* _EXERCISE_:
Reading the listing below, count the lines that contain the word "this" and give that count alone.

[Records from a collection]
# # #

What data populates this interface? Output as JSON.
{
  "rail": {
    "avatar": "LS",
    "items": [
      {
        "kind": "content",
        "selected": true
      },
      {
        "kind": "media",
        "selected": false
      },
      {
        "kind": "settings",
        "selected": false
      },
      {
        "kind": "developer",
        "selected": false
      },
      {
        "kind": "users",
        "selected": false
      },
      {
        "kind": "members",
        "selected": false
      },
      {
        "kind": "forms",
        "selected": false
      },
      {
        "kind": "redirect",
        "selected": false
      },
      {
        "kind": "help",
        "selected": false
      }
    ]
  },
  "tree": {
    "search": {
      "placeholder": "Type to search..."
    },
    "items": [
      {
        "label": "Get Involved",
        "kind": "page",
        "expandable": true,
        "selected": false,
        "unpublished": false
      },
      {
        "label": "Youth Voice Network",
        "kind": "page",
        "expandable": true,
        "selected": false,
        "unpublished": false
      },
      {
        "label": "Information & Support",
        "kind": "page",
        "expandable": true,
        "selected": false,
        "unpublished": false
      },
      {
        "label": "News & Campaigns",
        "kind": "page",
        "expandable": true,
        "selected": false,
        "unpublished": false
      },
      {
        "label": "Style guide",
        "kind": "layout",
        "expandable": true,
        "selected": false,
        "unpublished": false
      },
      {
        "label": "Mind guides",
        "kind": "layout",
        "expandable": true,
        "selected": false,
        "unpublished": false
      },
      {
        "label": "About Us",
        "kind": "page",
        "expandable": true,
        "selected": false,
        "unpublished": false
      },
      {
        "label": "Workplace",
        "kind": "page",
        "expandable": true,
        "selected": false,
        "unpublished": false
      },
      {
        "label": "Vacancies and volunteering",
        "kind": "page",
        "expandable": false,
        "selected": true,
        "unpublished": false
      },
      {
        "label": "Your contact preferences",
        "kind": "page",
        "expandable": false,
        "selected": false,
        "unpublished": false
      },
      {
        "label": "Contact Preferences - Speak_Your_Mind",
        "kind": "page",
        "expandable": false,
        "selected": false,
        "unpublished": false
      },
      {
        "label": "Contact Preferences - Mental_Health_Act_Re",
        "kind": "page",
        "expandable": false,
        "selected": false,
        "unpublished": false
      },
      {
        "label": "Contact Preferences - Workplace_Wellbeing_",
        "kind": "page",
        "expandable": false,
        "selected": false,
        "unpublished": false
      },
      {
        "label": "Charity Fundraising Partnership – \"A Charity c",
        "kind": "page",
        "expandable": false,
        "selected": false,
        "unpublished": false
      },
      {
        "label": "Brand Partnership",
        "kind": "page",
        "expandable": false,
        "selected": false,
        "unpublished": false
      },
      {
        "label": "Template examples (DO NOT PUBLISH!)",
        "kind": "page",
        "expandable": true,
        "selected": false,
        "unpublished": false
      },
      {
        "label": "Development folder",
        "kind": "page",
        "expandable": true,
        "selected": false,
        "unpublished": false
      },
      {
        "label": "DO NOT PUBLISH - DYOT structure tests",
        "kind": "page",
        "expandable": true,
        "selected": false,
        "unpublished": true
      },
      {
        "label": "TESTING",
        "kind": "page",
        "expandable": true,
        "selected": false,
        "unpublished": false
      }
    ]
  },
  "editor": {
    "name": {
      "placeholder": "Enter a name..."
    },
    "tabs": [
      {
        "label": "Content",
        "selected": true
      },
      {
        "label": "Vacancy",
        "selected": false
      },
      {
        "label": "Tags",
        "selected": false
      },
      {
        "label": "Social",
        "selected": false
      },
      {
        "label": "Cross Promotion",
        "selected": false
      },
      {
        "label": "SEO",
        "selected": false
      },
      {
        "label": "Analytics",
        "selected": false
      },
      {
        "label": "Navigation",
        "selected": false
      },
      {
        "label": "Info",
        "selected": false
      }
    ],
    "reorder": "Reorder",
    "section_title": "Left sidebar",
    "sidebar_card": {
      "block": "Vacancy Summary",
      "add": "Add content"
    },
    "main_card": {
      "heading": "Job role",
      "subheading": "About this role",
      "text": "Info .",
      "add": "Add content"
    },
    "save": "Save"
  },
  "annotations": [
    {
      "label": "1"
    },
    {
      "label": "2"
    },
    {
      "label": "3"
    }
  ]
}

# # #

* _TASK ANSWER_:
2